— Start of MATERIAL —

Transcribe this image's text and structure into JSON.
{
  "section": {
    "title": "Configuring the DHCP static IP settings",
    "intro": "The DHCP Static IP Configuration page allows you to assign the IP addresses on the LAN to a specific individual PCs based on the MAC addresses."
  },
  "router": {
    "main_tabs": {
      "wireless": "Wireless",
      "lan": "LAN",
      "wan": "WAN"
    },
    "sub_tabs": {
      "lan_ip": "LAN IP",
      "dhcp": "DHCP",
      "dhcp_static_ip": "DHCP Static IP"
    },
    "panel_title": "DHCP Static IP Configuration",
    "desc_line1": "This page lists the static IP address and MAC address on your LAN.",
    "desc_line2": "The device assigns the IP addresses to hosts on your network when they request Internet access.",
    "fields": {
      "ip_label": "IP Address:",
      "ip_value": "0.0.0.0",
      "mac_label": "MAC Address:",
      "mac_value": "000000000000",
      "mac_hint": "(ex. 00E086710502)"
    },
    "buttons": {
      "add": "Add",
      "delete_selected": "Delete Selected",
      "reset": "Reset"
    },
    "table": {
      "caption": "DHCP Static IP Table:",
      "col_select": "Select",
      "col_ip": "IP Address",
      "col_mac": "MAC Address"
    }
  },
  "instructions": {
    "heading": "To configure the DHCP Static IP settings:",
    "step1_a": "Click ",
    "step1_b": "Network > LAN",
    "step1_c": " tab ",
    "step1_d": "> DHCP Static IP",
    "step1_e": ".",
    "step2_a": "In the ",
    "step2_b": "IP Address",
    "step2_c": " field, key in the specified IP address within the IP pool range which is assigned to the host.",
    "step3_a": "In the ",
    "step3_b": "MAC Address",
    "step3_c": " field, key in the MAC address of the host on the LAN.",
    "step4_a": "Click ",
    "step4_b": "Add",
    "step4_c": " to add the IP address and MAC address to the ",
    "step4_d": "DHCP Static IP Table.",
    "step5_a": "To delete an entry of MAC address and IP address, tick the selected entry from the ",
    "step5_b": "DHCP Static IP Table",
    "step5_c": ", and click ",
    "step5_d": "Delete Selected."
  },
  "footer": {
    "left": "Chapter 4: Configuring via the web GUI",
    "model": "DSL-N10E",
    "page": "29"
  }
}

— End of MATERIAL —

▸ **DIRECTIONS FOR THIS TASK**
Write out every entry again exactly, please, with nothing missing.

▸ **ANSWER FOR THE TASK**
Transcribe this image's text and structure into JSON.
{
  "section": {
    "title": "Configuring the DHCP static IP settings",
    "intro": "The DHCP Static IP Configuration page allows you to assign the IP addresses on the LAN to a specific individual PCs based on the MAC addresses."
  },
  "router": {
    "main_tabs": {
      "wireless": "Wireless",
      "lan": "LAN",
      "wan": "WAN"
    },
    "sub_tabs": {
      "lan_ip": "LAN IP",
      "dhcp": "DHCP",
      "dhcp_static_ip": "DHCP Static IP"
    },
    "panel_title": "DHCP Static IP Configuration",
    "desc_line1": "This page lists the static IP address and MAC address on your LAN.",
    "desc_line2": "The device assigns the IP addresses to hosts on your network when they request Internet access.",
    "fields": {
      "ip_label": "IP Address:",
      "ip_value": "0.0.0.0",
      "mac_label": "MAC Address:",
      "mac_value": "000000000000",
      "mac_hint": "(ex. 00E086710502)"
    },
    "buttons": {
      "add": "Add",
      "delete_selected": "Delete Selected",
      "reset": "Reset"
    },
    "table": {
      "caption": "DHCP Static IP Table:",
      "col_select": "Select",
      "col_ip": "IP Address",
      "col_mac": "MAC Address"
    }
  },
  "instructions": {
    "heading": "To configure the DHCP Static IP settings:",
    "step1_a": "Click ",
    "step1_b": "Network > LAN",
    "step1_c": " tab ",
    "step1_d": "> DHCP Static IP",
    "step1_e": ".",
    "step2_a": "In the ",
    "step2_b": "IP Address",
    "step2_c": " field, key in the specified IP address within the IP pool range which is assigned to the host.",
    "step3_a": "In the ",
    "step3_b": "MAC Address",
    "step3_c": " field, key in the MAC address of the host on the LAN.",
    "step4_a": "Click ",
    "step4_b": "Add",
    "step4_c": " to add the IP address and MAC address to the ",
    "step4_d": "DHCP Static IP Table.",
    "step5_a": "To delete an entry of MAC address and IP address, tick the selected entry from the ",
    "step5_b": "DHCP Static IP Table",
    "step5_c": ", and click ",
    "step5_d": "Delete Selected."
  },
  "footer": {
    "left": "Chapter 4: Configuring via the web GUI",
    "model": "DSL-N10E",
    "page": "29"
  }
}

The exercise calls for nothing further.